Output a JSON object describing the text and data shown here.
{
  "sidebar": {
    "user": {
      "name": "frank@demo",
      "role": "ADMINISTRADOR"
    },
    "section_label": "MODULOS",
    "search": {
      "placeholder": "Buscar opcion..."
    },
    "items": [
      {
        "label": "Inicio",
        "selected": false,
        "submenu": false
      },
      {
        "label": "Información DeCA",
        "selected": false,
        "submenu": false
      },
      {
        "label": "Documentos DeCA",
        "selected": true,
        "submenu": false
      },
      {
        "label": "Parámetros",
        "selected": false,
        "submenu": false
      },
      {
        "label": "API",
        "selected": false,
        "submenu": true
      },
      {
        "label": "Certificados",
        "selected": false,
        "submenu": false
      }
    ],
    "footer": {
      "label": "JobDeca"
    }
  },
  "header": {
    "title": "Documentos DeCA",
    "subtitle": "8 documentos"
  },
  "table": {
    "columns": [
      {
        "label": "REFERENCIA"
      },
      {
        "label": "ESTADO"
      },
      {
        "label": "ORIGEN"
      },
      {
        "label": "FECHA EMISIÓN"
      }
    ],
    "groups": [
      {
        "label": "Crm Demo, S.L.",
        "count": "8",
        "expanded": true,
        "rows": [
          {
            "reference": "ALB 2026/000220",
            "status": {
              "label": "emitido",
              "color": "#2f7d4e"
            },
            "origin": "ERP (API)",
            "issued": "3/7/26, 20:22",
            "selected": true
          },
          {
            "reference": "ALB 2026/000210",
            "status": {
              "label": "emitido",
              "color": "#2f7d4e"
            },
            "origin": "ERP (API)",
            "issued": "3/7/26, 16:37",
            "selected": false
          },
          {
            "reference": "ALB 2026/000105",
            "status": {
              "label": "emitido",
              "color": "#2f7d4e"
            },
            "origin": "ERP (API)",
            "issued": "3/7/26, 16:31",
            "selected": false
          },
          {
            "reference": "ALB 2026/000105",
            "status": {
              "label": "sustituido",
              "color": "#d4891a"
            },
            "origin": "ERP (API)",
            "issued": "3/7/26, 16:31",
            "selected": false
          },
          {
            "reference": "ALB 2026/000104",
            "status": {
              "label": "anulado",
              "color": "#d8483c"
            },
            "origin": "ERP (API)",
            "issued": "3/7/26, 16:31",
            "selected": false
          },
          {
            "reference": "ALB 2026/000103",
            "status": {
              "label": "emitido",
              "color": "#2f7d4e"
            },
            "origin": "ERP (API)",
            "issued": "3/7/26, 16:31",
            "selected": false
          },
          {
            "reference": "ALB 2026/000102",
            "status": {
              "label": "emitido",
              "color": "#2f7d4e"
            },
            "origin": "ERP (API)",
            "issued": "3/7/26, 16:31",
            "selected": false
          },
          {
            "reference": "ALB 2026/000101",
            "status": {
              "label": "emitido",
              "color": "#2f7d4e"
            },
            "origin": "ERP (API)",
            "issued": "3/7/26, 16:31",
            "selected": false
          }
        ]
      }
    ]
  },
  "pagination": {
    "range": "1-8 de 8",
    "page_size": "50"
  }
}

WHAT YOU ARE ASKED TO DO
Take the records above and return them exactly as written.

COMPLETE ANSWER
Output a JSON object describing the text and data shown here.
{
  "sidebar": {
    "user": {
      "name": "frank@demo",
      "role": "ADMINISTRADOR"
    },
    "section_label": "MODULOS",
    "search": {
      "placeholder": "Buscar opcion..."
    },
    "items": [
      {
        "label": "Inicio",
        "selected": false,
        "submenu": false
      },
      {
        "label": "Información DeCA",
        "selected": false,
        "submenu": false
      },
      {
        "label": "Documentos DeCA",
        "selected": true,
        "submenu": false
      },
      {
        "label": "Parámetros",
        "selected": false,
        "submenu": false
      },
      {
        "label": "API",
        "selected": false,
        "submenu": true
      },
      {
        "label": "Certificados",
        "selected": false,
        "submenu": false
      }
    ],
    "footer": {
      "label": "JobDeca"
    }
  },
  "header": {
    "title": "Documentos DeCA",
    "subtitle": "8 documentos"
  },
  "table": {
    "columns": [
      {
        "label": "REFERENCIA"
      },
      {
        "label": "ESTADO"
      },
      {
        "label": "ORIGEN"
      },
      {
        "label": "FECHA EMISIÓN"
      }
    ],
    "groups": [
      {
        "label": "Crm Demo, S.L.",
        "count": "8",
        "expanded": true,
        "rows": [
          {
            "reference": "ALB 2026/000220",
            "status": {
              "label": "emitido",
              "color": "#2f7d4e"
            },
            "origin": "ERP (API)",
            "issued": "3/7/26, 20:22",
            "selected": true
          },
          {
            "reference": "ALB 2026/000210",
            "status": {
              "label": "emitido",
              "color": "#2f7d4e"
            },
            "origin": "ERP (API)",
            "issued": "3/7/26, 16:37",
            "selected": false
          },
          {
            "reference": "ALB 2026/000105",
            "status": {
              "label": "emitido",
              "color": "#2f7d4e"
            },
            "origin": "ERP (API)",
            "issued": "3/7/26, 16:31",
            "selected": false
          },
          {
            "reference": "ALB 2026/000105",
            "status": {
              "label": "sustituido",
              "color": "#d4891a"
            },
            "origin": "ERP (API)",
            "issued": "3/7/26, 16:31",
            "selected": false
          },
          {
            "reference": "ALB 2026/000104",
            "status": {
              "label": "anulado",
              "color": "#d8483c"
            },
            "origin": "ERP (API)",
            "issued": "3/7/26, 16:31",
            "selected": false
          },
          {
            "reference": "ALB 2026/000103",
            "status": {
              "label": "emitido",
              "color": "#2f7d4e"
            },
            "origin": "ERP (API)",
            "issued": "3/7/26, 16:31",
            "selected": false
          },
          {
            "reference": "ALB 2026/000102",
            "status": {
              "label": "emitido",
              "color": "#2f7d4e"
            },
            "origin": "ERP (API)",
            "issued": "3/7/26, 16:31",
            "selected": false
          },
          {
            "reference": "ALB 2026/000101",
            "status": {
              "label": "emitido",
              "color": "#2f7d4e"
            },
            "origin": "ERP (API)",
            "issued": "3/7/26, 16:31",
            "selected": false
          }
        ]
      }
    ]
  },
  "pagination": {
    "range": "1-8 de 8",
    "page_size": "50"
  }
}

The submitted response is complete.